--- Start ---
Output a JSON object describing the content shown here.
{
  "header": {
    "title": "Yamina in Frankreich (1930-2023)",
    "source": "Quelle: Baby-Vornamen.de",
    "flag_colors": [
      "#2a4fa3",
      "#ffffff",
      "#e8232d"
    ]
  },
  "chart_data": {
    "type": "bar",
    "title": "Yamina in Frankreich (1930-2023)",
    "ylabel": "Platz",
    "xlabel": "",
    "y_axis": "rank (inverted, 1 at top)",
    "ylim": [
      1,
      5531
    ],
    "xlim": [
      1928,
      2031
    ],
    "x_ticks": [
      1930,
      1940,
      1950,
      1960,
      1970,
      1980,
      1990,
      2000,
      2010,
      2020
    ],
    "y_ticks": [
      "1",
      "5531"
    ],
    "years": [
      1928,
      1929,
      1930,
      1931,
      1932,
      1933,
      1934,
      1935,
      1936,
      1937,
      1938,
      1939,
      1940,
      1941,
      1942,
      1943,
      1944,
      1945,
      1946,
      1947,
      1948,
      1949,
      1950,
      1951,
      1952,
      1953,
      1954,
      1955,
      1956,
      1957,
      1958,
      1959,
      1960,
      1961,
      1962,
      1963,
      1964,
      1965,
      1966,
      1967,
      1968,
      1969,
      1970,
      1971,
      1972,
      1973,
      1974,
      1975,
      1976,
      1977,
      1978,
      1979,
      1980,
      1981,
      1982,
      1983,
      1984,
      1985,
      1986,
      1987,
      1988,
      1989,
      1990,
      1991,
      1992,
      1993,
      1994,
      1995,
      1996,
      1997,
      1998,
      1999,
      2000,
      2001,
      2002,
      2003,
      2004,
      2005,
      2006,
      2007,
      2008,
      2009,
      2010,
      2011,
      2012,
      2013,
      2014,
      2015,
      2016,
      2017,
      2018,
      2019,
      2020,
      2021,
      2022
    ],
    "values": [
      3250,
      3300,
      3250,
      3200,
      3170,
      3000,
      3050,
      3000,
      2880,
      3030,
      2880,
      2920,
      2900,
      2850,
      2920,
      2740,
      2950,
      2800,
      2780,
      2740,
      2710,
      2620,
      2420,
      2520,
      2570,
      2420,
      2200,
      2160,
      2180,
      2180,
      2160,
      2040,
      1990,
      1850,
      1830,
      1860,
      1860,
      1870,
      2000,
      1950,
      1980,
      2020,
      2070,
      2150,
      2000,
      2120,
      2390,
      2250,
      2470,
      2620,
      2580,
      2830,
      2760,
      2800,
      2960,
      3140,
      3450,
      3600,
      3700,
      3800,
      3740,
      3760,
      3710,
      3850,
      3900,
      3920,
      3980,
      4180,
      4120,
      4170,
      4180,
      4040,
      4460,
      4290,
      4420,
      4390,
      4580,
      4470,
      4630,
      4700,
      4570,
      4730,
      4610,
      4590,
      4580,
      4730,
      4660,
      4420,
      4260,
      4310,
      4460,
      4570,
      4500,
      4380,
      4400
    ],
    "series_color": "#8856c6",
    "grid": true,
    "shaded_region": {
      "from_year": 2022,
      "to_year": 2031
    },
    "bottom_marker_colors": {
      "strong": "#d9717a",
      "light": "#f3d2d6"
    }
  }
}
--- End ---
* _DO THIS_
Retype every entry word for word.

* _OUTPUT FOR THIS EXERCISE_
Output a JSON object describing the content shown here.
{
  "header": {
    "title": "Yamina in Frankreich (1930-2023)",
    "source": "Quelle: Baby-Vornamen.de",
    "flag_colors": [
      "#2a4fa3",
      "#ffffff",
      "#e8232d"
    ]
  },
  "chart_data": {
    "type": "bar",
    "title": "Yamina in Frankreich (1930-2023)",
    "ylabel": "Platz",
    "xlabel": "",
    "y_axis": "rank (inverted, 1 at top)",
    "ylim": [
      1,
      5531
    ],
    "xlim": [
      1928,
      2031
    ],
    "x_ticks": [
      1930,
      1940,
      1950,
      1960,
      1970,
      1980,
      1990,
      2000,
      2010,
      2020
    ],
    "y_ticks": [
      "1",
      "5531"
    ],
    "years": [
      1928,
      1929,
      1930,
      1931,
      1932,
      1933,
      1934,
      1935,
      1936,
      1937,
      1938,
      1939,
      1940,
      1941,
      1942,
      1943,
      1944,
      1945,
      1946,
      1947,
      1948,
      1949,
      1950,
      1951,
      1952,
      1953,
      1954,
      1955,
      1956,
      1957,
      1958,
      1959,
      1960,
      1961,
      1962,
      1963,
      1964,
      1965,
      1966,
      1967,
      1968,
      1969,
      1970,
      1971,
      1972,
      1973,
      1974,
      1975,
      1976,
      1977,
      1978,
      1979,
      1980,
      1981,
      1982,
      1983,
      1984,
      1985,
      1986,
      1987,
      1988,
      1989,
      1990,
      1991,
      1992,
      1993,
      1994,
      1995,
      1996,
      1997,
      1998,
      1999,
      2000,
      2001,
      2002,
      2003,
      2004,
      2005,
      2006,
      2007,
      2008,
      2009,
      2010,
      2011,
      2012,
      2013,
      2014,
      2015,
      2016,
      2017,
      2018,
      2019,
      2020,
      2021,
      2022
    ],
    "values": [
      3250,
      3300,
      3250,
      3200,
      3170,
      3000,
      3050,
      3000,
      2880,
      3030,
      2880,
      2920,
      2900,
      2850,
      2920,
      2740,
      2950,
      2800,
      2780,
      2740,
      2710,
      2620,
      2420,
      2520,
      2570,
      2420,
      2200,
      2160,
      2180,
      2180,
      2160,
      2040,
      1990,
      1850,
      1830,
      1860,
      1860,
      1870,
      2000,
      1950,
      1980,
      2020,
      2070,
      2150,
      2000,
      2120,
      2390,
      2250,
      2470,
      2620,
      2580,
      2830,
      2760,
      2800,
      2960,
      3140,
      3450,
      3600,
      3700,
      3800,
      3740,
      3760,
      3710,
      3850,
      3900,
      3920,
      3980,
      4180,
      4120,
      4170,
      4180,
      4040,
      4460,
      4290,
      4420,
      4390,
      4580,
      4470,
      4630,
      4700,
      4570,
      4730,
      4610,
      4590,
      4580,
      4730,
      4660,
      4420,
      4260,
      4310,
      4460,
      4570,
      4500,
      4380,
      4400
    ],
    "series_color": "#8856c6",
    "grid": true,
    "shaded_region": {
      "from_year": 2022,
      "to_year": 2031
    },
    "bottom_marker_colors": {
      "strong": "#d9717a",
      "light": "#f3d2d6"
    }
  }
}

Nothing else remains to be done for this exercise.